(Entries taken from a collection)
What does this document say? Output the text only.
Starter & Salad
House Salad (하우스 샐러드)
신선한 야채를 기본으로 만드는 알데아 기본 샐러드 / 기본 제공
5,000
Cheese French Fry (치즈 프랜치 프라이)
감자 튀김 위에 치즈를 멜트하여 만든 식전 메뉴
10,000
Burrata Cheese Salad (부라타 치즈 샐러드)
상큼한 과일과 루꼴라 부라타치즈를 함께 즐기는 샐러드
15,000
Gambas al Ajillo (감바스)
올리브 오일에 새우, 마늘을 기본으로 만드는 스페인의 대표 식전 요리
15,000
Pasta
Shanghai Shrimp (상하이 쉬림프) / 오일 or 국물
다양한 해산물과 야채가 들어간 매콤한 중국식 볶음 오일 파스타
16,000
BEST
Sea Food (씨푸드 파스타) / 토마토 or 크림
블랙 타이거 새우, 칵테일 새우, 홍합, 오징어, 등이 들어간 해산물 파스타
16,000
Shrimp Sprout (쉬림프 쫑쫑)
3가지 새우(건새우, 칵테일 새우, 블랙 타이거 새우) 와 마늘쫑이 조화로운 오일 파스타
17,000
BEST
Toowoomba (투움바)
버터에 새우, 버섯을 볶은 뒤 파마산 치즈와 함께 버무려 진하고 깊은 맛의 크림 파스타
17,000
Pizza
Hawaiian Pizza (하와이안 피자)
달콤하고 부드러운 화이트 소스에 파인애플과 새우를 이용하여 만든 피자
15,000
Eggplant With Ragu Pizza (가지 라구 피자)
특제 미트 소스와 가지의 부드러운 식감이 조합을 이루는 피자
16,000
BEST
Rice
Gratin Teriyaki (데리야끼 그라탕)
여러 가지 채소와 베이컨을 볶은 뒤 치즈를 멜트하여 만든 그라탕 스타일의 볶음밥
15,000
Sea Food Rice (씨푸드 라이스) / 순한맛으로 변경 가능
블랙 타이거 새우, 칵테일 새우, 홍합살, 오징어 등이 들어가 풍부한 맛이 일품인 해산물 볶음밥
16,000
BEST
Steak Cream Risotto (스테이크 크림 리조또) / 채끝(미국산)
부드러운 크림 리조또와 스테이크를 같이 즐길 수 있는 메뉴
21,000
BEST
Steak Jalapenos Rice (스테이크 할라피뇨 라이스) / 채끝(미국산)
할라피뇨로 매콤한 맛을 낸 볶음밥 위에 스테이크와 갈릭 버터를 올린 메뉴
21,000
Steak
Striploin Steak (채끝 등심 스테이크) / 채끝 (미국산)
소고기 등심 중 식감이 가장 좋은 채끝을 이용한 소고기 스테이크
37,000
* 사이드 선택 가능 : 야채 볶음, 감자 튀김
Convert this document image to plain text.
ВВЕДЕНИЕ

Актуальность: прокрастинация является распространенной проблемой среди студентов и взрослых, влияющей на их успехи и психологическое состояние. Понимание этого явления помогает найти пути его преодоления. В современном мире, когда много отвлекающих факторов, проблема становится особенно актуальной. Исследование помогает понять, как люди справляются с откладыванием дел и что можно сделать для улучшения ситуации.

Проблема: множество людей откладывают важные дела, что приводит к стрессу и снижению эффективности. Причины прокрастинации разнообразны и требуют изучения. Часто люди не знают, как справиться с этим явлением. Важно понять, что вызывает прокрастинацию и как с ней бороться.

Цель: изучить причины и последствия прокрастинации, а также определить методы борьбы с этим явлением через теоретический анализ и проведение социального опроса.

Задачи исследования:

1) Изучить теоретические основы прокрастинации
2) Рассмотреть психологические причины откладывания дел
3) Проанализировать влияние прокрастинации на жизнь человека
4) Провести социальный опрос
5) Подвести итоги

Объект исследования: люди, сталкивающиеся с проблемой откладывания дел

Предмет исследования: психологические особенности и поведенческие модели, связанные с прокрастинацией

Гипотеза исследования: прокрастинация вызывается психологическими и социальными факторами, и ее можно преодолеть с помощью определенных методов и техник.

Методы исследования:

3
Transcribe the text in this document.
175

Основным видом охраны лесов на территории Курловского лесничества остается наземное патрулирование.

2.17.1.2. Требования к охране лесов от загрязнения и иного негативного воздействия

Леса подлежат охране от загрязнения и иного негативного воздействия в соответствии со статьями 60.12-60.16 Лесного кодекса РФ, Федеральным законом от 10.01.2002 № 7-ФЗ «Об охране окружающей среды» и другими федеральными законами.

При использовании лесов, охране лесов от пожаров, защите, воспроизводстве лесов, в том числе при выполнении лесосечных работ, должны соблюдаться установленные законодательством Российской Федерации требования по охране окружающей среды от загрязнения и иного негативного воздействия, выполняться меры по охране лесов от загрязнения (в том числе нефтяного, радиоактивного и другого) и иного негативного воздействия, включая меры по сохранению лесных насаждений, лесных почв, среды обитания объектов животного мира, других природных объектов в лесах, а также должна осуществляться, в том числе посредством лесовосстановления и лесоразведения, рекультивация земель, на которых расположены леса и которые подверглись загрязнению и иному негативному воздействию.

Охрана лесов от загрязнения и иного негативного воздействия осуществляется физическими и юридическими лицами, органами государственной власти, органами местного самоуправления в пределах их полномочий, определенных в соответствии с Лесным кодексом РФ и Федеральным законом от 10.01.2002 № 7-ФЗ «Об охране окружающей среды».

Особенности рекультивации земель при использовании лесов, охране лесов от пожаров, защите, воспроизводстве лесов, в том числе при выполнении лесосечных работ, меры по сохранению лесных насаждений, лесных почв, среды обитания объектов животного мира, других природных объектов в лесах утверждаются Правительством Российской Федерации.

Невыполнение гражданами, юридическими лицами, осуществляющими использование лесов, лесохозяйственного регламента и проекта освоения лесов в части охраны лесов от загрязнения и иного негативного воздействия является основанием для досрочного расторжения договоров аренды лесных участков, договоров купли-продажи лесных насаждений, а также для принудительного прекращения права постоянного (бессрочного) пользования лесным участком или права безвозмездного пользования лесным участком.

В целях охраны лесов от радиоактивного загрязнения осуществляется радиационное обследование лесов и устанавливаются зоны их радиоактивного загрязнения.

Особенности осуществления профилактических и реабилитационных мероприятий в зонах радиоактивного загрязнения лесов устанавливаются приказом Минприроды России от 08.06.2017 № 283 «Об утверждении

> **STATED TASK**
Your task is to print the whole listing again exactly.

> **RESPONSE TO THIS EXERCISE**
What does this document say? Output the text only.
Starter & Salad
House Salad (하우스 샐러드)
신선한 야채를 기본으로 만드는 알데아 기본 샐러드 / 기본 제공
5,000
Cheese French Fry (치즈 프랜치 프라이)
감자 튀김 위에 치즈를 멜트하여 만든 식전 메뉴
10,000
Burrata Cheese Salad (부라타 치즈 샐러드)
상큼한 과일과 루꼴라 부라타치즈를 함께 즐기는 샐러드
15,000
Gambas al Ajillo (감바스)
올리브 오일에 새우, 마늘을 기본으로 만드는 스페인의 대표 식전 요리
15,000
Pasta
Shanghai Shrimp (상하이 쉬림프) / 오일 or 국물
다양한 해산물과 야채가 들어간 매콤한 중국식 볶음 오일 파스타
16,000
BEST
Sea Food (씨푸드 파스타) / 토마토 or 크림
블랙 타이거 새우, 칵테일 새우, 홍합, 오징어, 등이 들어간 해산물 파스타
16,000
Shrimp Sprout (쉬림프 쫑쫑)
3가지 새우(건새우, 칵테일 새우, 블랙 타이거 새우) 와 마늘쫑이 조화로운 오일 파스타
17,000
BEST
Toowoomba (투움바)
버터에 새우, 버섯을 볶은 뒤 파마산 치즈와 함께 버무려 진하고 깊은 맛의 크림 파스타
17,000
Pizza
Hawaiian Pizza (하와이안 피자)
달콤하고 부드러운 화이트 소스에 파인애플과 새우를 이용하여 만든 피자
15,000
Eggplant With Ragu Pizza (가지 라구 피자)
특제 미트 소스와 가지의 부드러운 식감이 조합을 이루는 피자
16,000
BEST
Rice
Gratin Teriyaki (데리야끼 그라탕)
여러 가지 채소와 베이컨을 볶은 뒤 치즈를 멜트하여 만든 그라탕 스타일의 볶음밥
15,000
Sea Food Rice (씨푸드 라이스) / 순한맛으로 변경 가능
블랙 타이거 새우, 칵테일 새우, 홍합살, 오징어 등이 들어가 풍부한 맛이 일품인 해산물 볶음밥
16,000
BEST
Steak Cream Risotto (스테이크 크림 리조또) / 채끝(미국산)
부드러운 크림 리조또와 스테이크를 같이 즐길 수 있는 메뉴
21,000
BEST
Steak Jalapenos Rice (스테이크 할라피뇨 라이스) / 채끝(미국산)
할라피뇨로 매콤한 맛을 낸 볶음밥 위에 스테이크와 갈릭 버터를 올린 메뉴
21,000
Steak
Striploin Steak (채끝 등심 스테이크) / 채끝 (미국산)
소고기 등심 중 식감이 가장 좋은 채끝을 이용한 소고기 스테이크
37,000
* 사이드 선택 가능 : 야채 볶음, 감자 튀김
Convert this document image to plain text.
ВВЕДЕНИЕ

Актуальность: прокрастинация является распространенной проблемой среди студентов и взрослых, влияющей на их успехи и психологическое состояние. Понимание этого явления помогает найти пути его преодоления. В современном мире, когда много отвлекающих факторов, проблема становится особенно актуальной. Исследование помогает понять, как люди справляются с откладыванием дел и что можно сделать для улучшения ситуации.

Проблема: множество людей откладывают важные дела, что приводит к стрессу и снижению эффективности. Причины прокрастинации разнообразны и требуют изучения. Часто люди не знают, как справиться с этим явлением. Важно понять, что вызывает прокрастинацию и как с ней бороться.

Цель: изучить причины и последствия прокрастинации, а также определить методы борьбы с этим явлением через теоретический анализ и проведение социального опроса.

Задачи исследования:

1) Изучить теоретические основы прокрастинации
2) Рассмотреть психологические причины откладывания дел
3) Проанализировать влияние прокрастинации на жизнь человека
4) Провести социальный опрос
5) Подвести итоги

Объект исследования: люди, сталкивающиеся с проблемой откладывания дел

Предмет исследования: психологические особенности и поведенческие модели, связанные с прокрастинацией

Гипотеза исследования: прокрастинация вызывается психологическими и социальными факторами, и ее можно преодолеть с помощью определенных методов и техник.

Методы исследования:

3
Transcribe the text in this document.
175

Основным видом охраны лесов на территории Курловского лесничества остается наземное патрулирование.

2.17.1.2. Требования к охране лесов от загрязнения и иного негативного воздействия

Леса подлежат охране от загрязнения и иного негативного воздействия в соответствии со статьями 60.12-60.16 Лесного кодекса РФ, Федеральным законом от 10.01.2002 № 7-ФЗ «Об охране окружающей среды» и другими федеральными законами.

При использовании лесов, охране лесов от пожаров, защите, воспроизводстве лесов, в том числе при выполнении лесосечных работ, должны соблюдаться установленные законодательством Российской Федерации требования по охране окружающей среды от загрязнения и иного негативного воздействия, выполняться меры по охране лесов от загрязнения (в том числе нефтяного, радиоактивного и другого) и иного негативного воздействия, включая меры по сохранению лесных насаждений, лесных почв, среды обитания объектов животного мира, других природных объектов в лесах, а также должна осуществляться, в том числе посредством лесовосстановления и лесоразведения, рекультивация земель, на которых расположены леса и которые подверглись загрязнению и иному негативному воздействию.

Охрана лесов от загрязнения и иного негативного воздействия осуществляется физическими и юридическими лицами, органами государственной власти, органами местного самоуправления в пределах их полномочий, определенных в соответствии с Лесным кодексом РФ и Федеральным законом от 10.01.2002 № 7-ФЗ «Об охране окружающей среды».

Особенности рекультивации земель при использовании лесов, охране лесов от пожаров, защите, воспроизводстве лесов, в том числе при выполнении лесосечных работ, меры по сохранению лесных насаждений, лесных почв, среды обитания объектов животного мира, других природных объектов в лесах утверждаются Правительством Российской Федерации.

Невыполнение гражданами, юридическими лицами, осуществляющими использование лесов, лесохозяйственного регламента и проекта освоения лесов в части охраны лесов от загрязнения и иного негативного воздействия является основанием для досрочного расторжения договоров аренды лесных участков, договоров купли-продажи лесных насаждений, а также для принудительного прекращения права постоянного (бессрочного) пользования лесным участком или права безвозмездного пользования лесным участком.

В целях охраны лесов от радиоактивного загрязнения осуществляется радиационное обследование лесов и устанавливаются зоны их радиоактивного загрязнения.

Особенности осуществления профилактических и реабилитационных мероприятий в зонах радиоактивного загрязнения лесов устанавливаются приказом Минприроды России от 08.06.2017 № 283 «Об утверждении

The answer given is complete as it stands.